** Spatial layout data **

start

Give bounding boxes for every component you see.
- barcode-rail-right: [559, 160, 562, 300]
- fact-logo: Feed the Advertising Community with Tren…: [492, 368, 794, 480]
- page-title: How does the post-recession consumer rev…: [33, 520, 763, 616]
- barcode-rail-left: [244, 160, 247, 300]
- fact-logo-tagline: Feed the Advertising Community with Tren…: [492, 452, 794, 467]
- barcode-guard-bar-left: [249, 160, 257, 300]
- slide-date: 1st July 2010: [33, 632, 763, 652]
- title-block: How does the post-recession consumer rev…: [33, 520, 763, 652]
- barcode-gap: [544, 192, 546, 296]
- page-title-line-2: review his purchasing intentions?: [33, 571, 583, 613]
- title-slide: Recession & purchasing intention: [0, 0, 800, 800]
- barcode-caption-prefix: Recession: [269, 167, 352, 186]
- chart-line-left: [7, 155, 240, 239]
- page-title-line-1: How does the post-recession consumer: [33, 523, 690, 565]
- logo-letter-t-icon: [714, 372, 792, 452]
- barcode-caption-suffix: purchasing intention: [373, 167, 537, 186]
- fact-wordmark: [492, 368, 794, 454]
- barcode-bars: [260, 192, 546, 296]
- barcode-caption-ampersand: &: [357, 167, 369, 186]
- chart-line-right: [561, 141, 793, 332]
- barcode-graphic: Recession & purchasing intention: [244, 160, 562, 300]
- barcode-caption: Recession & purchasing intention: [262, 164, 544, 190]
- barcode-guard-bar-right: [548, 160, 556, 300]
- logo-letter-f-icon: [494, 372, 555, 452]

end
start

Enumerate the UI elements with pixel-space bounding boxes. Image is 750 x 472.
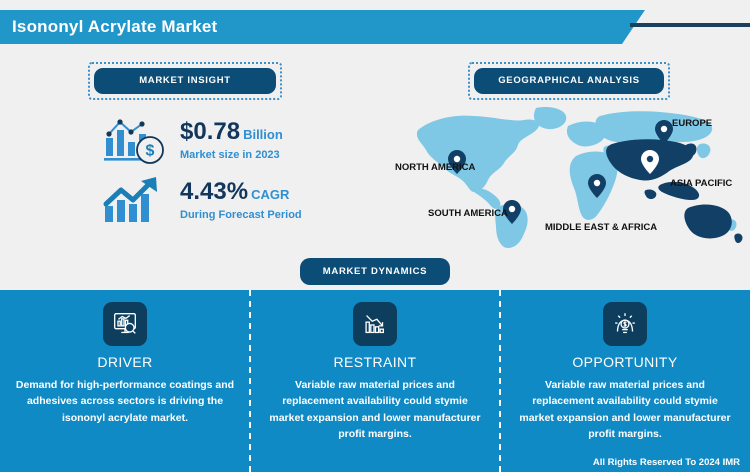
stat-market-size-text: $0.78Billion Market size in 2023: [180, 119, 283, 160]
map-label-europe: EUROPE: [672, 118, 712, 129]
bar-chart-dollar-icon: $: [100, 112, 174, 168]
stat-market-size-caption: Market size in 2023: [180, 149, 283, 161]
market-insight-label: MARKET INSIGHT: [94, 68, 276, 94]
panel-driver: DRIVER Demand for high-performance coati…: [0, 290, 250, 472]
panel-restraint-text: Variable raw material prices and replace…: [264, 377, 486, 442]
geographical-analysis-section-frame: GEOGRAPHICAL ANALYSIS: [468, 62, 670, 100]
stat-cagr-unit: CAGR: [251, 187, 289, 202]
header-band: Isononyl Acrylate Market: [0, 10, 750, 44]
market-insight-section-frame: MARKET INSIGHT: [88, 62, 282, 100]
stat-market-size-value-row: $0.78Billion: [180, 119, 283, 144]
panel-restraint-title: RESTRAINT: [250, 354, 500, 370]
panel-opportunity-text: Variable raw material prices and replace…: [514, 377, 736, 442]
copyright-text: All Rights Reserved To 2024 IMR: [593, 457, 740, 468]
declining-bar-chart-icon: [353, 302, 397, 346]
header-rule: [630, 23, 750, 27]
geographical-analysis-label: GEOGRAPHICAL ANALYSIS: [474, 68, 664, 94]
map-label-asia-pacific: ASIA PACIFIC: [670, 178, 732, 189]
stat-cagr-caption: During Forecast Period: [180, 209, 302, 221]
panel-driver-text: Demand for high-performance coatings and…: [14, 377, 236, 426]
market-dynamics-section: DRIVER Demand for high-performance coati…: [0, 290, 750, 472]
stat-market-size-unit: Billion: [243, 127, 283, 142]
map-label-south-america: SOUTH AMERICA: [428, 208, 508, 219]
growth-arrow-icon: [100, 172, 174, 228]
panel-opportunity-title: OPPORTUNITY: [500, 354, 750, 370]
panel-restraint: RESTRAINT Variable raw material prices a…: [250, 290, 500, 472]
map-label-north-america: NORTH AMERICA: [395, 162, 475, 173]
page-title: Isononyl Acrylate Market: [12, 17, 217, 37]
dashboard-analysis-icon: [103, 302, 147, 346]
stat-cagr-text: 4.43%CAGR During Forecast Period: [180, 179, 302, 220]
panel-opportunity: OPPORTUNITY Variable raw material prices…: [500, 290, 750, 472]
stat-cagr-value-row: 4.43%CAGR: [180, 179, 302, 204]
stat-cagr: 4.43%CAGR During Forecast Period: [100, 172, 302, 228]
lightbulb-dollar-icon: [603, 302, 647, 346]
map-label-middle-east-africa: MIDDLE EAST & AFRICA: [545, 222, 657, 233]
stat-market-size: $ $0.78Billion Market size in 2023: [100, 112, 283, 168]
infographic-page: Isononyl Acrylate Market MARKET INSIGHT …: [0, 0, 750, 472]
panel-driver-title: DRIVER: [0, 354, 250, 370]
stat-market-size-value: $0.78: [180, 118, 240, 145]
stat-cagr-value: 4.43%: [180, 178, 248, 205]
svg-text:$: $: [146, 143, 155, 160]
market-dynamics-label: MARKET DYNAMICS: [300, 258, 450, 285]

end

** TASK STATEMENT **
Gather every line of the listing that contains the word "Community" and copy each one out. Case counts.

** CORRECT OUTPUT **
- fact-logo: Feed the Advertising Community with Tren…: [492, 368, 794, 480]
- fact-logo-tagline: Feed the Advertising Community with Tren…: [492, 452, 794, 467]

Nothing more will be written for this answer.